◆ Stated goal ◆
Look through the listing below and work out how many of its lines hold the word "JSON". Give only the number.

◆ Data ◆
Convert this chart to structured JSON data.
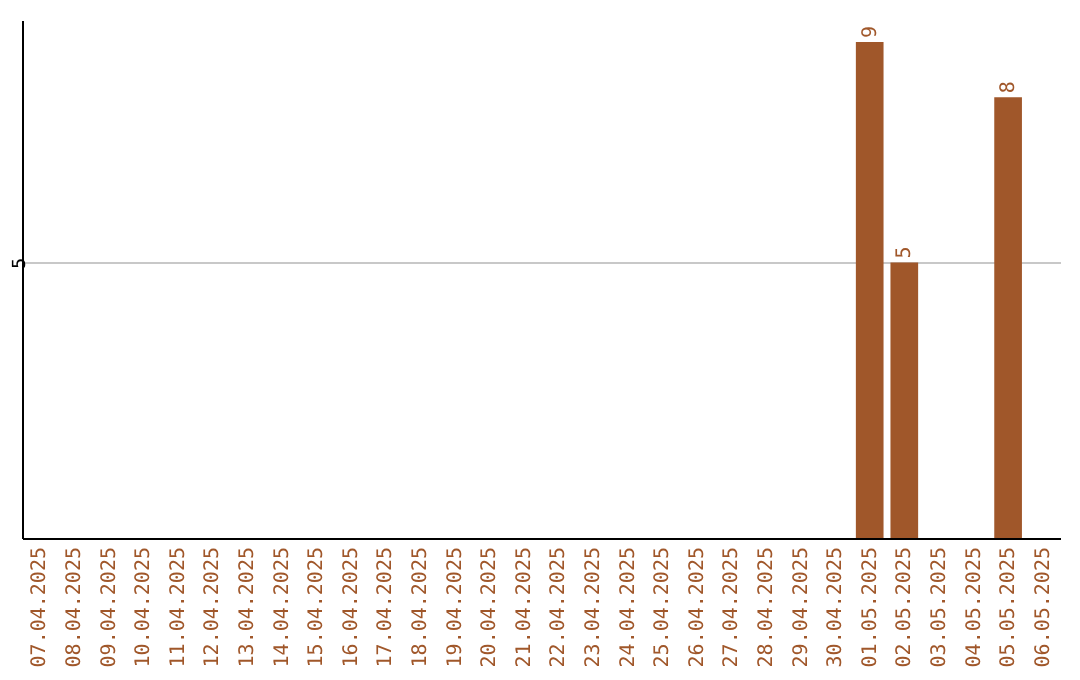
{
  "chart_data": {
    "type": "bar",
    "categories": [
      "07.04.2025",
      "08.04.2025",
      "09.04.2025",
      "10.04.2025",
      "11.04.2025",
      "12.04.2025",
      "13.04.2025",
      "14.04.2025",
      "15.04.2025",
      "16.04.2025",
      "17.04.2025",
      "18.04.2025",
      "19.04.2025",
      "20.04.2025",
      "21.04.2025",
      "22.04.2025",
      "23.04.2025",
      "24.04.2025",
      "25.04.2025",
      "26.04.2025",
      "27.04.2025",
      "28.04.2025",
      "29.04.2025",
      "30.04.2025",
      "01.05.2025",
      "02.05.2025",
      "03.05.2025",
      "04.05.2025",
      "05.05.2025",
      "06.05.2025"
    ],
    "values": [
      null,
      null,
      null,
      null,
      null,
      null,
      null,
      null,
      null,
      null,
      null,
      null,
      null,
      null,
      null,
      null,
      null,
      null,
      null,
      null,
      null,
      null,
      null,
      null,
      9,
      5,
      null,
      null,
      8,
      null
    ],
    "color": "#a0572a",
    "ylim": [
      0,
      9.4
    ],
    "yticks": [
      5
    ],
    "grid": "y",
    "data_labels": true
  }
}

--

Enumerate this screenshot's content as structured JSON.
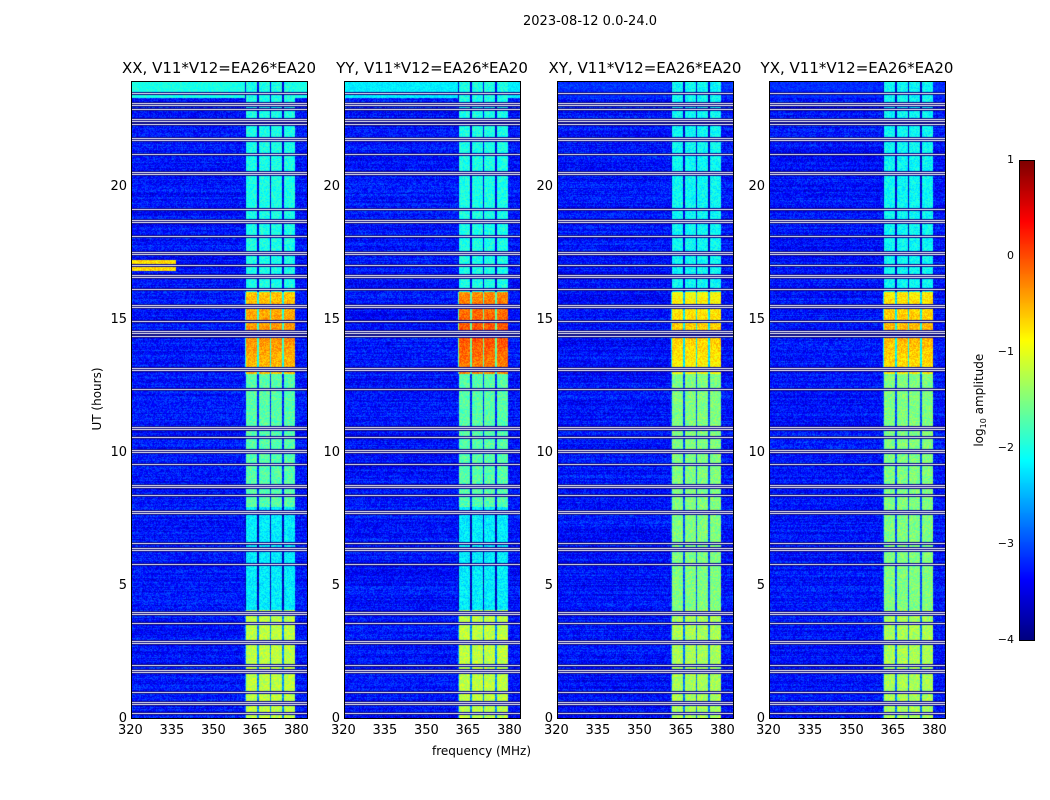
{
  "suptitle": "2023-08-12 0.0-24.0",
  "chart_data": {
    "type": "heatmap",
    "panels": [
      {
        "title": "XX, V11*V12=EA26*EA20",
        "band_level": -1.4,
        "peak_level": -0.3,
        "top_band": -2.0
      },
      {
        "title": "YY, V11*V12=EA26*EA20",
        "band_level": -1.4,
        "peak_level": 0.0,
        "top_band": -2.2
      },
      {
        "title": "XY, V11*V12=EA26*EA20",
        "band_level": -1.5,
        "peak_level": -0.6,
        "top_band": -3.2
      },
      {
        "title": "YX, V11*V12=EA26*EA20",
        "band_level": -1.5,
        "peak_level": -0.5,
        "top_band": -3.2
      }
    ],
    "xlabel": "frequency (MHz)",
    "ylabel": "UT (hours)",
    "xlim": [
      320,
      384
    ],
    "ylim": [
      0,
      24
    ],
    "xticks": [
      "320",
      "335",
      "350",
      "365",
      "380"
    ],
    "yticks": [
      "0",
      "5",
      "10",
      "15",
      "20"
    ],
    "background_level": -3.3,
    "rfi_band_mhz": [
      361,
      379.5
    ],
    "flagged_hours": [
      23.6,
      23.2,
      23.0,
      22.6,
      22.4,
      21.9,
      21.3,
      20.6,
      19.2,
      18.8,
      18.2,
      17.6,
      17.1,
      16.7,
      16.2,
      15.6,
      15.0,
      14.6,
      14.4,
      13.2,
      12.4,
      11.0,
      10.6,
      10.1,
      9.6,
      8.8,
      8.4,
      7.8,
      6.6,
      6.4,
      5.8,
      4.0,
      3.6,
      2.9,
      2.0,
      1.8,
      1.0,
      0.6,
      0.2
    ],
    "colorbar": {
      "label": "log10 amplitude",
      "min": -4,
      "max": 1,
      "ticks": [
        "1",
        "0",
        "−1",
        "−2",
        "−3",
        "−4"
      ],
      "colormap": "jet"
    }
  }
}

◆ Written answer ◆
2